- What is asked
Please reproduce the portion of the graveyard filler thread below between "A spider corner" and "keep it in.", inclusive.

- Excerpted passage
* * * * * * *
# Need Graveyard filler ideas



## Jaybo

Ok, we have the typical graveyard scene with a few groundbreakers and fullsize creatures. I need to bring more life...umm I mean undead...to the scene in subtle ways.

I was thinking of making lots of small creatures to place throughout the haunt, but I need some ideas of what would look good. I might even add servos to some for random movement.

I was thinking something along the lines of mischievous imps or gremlins, but I'm stuck in a rut and need some fresh ideas.

Anybody have some advice or pictures that might work?


----------



## RoxyBlue

I love the idea of adding little creatures throughout your graveyard. They're easily made as a mache project (like your evil grasshopper or my candle gazer), and you can use them as tombstone toppers.

Loose bones and shovels scattered about are also a nice effect.


----------



## Warrant2000

A spider corner with large spiders always works. If you have dark bushes put in LED eyes that blink randomly.

You could combine your little creatures with a groundbreaker - the GB could be trying to get out and the creatures are trying to keep it in.


----------



## Hauntiholik

How about a dog prop trying to run off with some bones


----------



## The Pod

You could always dig a 6' deep hole in the center of your yard as a freshly dug grave. Then put up a "Vacancy" tombstone.
* * * * * * *
- Dataset excerpts
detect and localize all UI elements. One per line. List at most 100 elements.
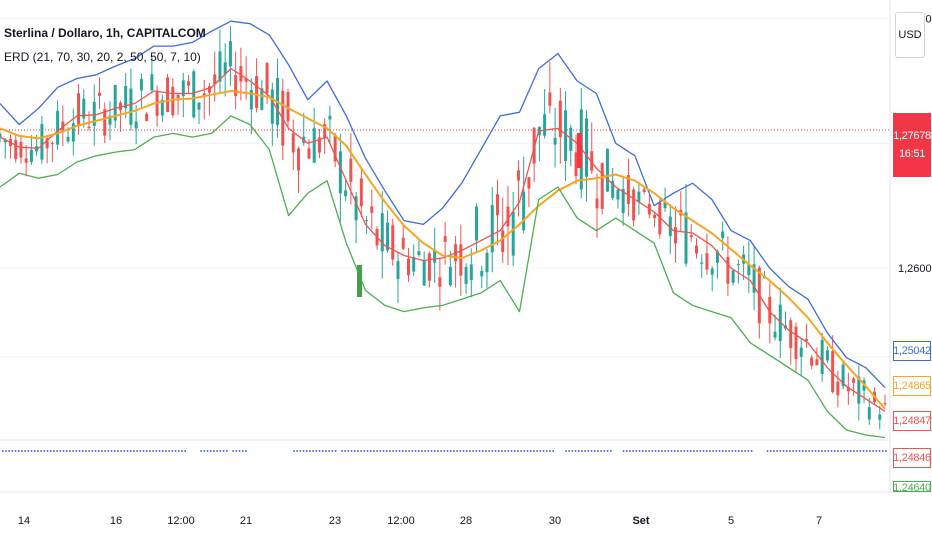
* * * * * * *
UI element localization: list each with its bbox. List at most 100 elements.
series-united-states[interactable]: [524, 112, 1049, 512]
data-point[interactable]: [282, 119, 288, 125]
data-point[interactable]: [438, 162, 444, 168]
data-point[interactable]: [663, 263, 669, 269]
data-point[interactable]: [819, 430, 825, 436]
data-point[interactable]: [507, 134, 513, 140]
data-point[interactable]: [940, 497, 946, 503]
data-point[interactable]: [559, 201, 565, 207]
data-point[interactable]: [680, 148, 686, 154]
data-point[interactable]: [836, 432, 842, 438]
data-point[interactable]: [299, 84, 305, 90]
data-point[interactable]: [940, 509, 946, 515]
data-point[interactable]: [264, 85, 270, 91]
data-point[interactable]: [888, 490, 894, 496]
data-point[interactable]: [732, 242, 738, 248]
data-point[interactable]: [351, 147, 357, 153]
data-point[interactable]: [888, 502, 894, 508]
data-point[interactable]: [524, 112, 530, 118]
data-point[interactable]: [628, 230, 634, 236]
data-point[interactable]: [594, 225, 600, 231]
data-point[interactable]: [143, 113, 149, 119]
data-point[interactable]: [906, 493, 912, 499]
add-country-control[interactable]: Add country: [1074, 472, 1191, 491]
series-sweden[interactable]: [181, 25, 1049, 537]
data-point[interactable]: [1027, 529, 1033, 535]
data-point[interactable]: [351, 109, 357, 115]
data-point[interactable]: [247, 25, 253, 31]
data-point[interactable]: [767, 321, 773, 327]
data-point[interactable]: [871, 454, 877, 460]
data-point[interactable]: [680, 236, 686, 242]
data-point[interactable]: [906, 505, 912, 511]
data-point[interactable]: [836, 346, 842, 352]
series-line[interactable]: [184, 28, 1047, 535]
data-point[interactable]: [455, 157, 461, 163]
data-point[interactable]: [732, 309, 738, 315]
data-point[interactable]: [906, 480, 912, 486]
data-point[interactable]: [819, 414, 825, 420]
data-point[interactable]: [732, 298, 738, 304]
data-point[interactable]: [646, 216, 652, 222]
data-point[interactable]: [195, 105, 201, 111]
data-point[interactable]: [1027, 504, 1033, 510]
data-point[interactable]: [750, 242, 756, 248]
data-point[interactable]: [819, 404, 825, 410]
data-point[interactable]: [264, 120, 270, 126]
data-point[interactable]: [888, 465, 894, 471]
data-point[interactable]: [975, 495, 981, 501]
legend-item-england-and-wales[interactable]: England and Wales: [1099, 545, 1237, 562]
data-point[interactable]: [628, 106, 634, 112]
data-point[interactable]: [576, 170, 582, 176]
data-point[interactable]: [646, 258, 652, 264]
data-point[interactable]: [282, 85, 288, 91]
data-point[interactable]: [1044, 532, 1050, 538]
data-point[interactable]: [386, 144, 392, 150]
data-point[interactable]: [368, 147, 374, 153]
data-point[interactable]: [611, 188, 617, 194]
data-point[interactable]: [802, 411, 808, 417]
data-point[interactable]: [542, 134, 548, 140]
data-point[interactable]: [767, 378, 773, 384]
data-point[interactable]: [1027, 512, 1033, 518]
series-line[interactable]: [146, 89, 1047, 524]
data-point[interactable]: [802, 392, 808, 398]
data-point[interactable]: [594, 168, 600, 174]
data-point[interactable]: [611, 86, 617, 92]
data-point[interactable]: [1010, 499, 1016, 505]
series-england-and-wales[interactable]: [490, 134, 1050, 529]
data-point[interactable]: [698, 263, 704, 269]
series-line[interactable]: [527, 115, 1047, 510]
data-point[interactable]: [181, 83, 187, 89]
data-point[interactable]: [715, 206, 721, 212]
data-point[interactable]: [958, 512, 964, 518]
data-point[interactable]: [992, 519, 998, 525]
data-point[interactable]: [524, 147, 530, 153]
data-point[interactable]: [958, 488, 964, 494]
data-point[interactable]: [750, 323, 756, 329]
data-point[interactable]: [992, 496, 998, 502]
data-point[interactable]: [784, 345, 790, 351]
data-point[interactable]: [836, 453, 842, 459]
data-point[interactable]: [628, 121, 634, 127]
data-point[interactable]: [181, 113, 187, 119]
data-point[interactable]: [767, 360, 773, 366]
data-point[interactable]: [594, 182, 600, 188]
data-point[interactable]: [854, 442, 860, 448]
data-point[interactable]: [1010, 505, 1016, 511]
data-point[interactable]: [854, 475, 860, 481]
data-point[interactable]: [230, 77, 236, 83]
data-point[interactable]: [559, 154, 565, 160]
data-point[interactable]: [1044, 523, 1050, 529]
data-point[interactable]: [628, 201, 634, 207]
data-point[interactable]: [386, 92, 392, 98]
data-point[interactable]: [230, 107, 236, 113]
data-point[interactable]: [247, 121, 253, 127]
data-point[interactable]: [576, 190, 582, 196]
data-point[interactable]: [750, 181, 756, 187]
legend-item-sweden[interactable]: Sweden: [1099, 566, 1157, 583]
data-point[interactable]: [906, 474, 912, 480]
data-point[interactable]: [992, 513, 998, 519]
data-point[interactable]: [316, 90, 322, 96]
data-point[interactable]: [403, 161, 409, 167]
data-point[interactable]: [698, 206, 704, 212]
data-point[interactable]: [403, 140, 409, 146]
* * * * * * *
- Result for this exercise
A spider corner with large spiders always works. If you have dark bushes put in LED eyes that blink randomly.

You could combine your little creatures with a groundbreaker - the GB could be trying to get out and the creatures are trying to keep it in.